— BEGIN Data —

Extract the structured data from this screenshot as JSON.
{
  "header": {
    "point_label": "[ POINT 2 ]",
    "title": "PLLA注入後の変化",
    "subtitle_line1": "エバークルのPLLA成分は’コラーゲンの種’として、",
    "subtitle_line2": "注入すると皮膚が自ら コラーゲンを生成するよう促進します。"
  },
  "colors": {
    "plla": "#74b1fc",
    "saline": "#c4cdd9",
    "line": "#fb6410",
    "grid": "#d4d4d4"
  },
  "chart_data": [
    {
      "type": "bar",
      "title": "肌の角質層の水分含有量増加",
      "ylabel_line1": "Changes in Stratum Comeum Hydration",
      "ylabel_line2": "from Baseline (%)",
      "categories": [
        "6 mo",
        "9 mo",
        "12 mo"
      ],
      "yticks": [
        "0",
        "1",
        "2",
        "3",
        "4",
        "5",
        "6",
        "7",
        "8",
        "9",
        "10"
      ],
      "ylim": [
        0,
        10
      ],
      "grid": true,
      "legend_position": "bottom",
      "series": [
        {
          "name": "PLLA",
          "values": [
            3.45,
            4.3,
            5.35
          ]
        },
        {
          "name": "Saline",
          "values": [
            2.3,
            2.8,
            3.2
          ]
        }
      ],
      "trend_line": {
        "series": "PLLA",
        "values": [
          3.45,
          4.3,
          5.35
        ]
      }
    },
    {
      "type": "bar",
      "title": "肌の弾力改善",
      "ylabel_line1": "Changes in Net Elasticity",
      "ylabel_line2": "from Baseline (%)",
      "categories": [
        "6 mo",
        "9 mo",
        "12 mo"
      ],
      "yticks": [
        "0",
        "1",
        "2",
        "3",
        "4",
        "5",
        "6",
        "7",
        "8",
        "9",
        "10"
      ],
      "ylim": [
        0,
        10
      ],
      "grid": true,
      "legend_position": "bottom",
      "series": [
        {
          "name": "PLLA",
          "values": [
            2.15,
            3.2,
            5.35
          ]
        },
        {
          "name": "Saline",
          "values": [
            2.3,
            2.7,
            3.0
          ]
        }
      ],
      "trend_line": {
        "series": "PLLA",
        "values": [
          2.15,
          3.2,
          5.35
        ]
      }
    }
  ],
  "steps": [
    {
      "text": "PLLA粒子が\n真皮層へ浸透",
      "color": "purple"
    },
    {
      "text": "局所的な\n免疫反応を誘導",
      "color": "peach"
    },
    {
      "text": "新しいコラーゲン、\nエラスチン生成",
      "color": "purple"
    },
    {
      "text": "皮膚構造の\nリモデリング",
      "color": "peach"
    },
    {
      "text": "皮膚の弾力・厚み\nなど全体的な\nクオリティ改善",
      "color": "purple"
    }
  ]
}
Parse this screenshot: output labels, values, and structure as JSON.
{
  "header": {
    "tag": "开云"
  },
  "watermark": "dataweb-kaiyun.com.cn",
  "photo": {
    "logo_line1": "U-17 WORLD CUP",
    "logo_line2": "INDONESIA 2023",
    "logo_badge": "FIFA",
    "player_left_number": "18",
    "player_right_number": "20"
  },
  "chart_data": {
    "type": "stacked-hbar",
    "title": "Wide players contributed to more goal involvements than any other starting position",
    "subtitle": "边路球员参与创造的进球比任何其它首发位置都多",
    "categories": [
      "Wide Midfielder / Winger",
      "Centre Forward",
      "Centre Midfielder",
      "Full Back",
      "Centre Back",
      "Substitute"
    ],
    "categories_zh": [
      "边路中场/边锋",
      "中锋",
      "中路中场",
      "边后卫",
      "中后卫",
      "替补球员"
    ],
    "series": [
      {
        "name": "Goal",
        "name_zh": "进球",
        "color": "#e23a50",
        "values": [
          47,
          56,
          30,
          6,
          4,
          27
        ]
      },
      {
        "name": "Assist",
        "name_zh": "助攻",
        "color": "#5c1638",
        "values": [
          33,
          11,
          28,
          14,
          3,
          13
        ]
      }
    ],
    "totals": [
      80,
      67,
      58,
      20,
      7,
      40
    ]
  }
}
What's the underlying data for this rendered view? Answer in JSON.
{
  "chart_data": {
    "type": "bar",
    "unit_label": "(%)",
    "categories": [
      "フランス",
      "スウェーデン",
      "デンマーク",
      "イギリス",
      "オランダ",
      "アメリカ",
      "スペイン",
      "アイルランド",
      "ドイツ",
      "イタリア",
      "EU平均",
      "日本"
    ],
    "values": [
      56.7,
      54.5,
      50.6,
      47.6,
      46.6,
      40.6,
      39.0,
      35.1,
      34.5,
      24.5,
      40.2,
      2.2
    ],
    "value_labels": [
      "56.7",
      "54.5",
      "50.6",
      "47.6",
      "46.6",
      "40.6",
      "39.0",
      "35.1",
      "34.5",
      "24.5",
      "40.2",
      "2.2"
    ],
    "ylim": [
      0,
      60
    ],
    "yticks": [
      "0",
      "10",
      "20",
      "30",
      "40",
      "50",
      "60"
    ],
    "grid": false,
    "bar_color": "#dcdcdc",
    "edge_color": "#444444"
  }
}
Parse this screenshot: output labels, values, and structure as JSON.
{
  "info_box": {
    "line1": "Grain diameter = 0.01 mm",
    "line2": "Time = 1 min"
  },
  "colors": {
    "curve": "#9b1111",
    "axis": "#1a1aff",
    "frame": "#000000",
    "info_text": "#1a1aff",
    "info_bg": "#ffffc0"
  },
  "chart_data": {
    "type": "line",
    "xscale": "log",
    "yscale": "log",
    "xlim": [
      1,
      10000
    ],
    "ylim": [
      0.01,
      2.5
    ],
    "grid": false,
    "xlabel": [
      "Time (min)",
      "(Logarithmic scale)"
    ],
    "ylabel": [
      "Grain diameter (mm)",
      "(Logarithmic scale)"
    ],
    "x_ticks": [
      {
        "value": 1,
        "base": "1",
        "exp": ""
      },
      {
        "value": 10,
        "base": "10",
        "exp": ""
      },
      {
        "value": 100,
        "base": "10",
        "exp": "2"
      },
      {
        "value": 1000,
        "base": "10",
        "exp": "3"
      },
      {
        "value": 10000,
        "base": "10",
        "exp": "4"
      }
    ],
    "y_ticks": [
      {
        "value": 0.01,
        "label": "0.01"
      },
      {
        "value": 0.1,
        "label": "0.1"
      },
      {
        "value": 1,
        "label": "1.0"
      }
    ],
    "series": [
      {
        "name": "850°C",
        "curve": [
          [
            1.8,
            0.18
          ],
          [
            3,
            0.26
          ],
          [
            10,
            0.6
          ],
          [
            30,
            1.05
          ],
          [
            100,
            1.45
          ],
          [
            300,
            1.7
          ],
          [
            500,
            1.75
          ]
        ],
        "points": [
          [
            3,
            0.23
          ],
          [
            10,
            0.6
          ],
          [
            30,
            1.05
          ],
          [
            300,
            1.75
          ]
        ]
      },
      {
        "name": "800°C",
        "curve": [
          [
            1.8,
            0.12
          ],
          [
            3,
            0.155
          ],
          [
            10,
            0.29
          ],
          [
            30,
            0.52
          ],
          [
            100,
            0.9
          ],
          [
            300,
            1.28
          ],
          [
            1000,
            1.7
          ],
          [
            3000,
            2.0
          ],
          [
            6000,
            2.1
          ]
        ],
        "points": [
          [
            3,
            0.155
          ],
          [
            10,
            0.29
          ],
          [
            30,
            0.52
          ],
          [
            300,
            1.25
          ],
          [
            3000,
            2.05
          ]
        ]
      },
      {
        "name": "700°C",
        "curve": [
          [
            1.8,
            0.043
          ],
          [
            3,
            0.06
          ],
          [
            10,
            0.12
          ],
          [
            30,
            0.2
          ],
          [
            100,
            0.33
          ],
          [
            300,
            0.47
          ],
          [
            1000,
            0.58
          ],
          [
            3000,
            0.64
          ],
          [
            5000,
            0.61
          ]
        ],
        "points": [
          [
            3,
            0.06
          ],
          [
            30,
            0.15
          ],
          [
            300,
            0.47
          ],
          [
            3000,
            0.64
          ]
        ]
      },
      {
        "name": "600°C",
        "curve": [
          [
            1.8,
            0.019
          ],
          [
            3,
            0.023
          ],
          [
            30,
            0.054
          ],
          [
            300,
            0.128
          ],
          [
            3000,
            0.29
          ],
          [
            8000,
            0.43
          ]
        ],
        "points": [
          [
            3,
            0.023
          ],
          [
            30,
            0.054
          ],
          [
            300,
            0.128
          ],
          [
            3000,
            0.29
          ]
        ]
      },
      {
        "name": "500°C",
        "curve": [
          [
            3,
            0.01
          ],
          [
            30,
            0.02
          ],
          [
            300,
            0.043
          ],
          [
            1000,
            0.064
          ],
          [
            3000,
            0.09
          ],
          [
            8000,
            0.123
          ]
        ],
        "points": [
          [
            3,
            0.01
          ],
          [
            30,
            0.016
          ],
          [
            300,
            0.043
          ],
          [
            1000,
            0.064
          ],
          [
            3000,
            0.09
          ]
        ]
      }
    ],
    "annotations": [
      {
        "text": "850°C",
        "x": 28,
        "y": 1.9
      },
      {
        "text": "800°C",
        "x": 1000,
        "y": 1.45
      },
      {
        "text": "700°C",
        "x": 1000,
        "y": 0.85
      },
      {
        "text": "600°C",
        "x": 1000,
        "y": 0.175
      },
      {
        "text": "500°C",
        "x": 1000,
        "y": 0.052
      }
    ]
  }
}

— END Data —

Directions for this task:
In the entries above, identify every line with the word "Midfielder". Copy those lines.

Exercise answer:
      "Wide Midfielder / Winger",
      "Centre Midfielder",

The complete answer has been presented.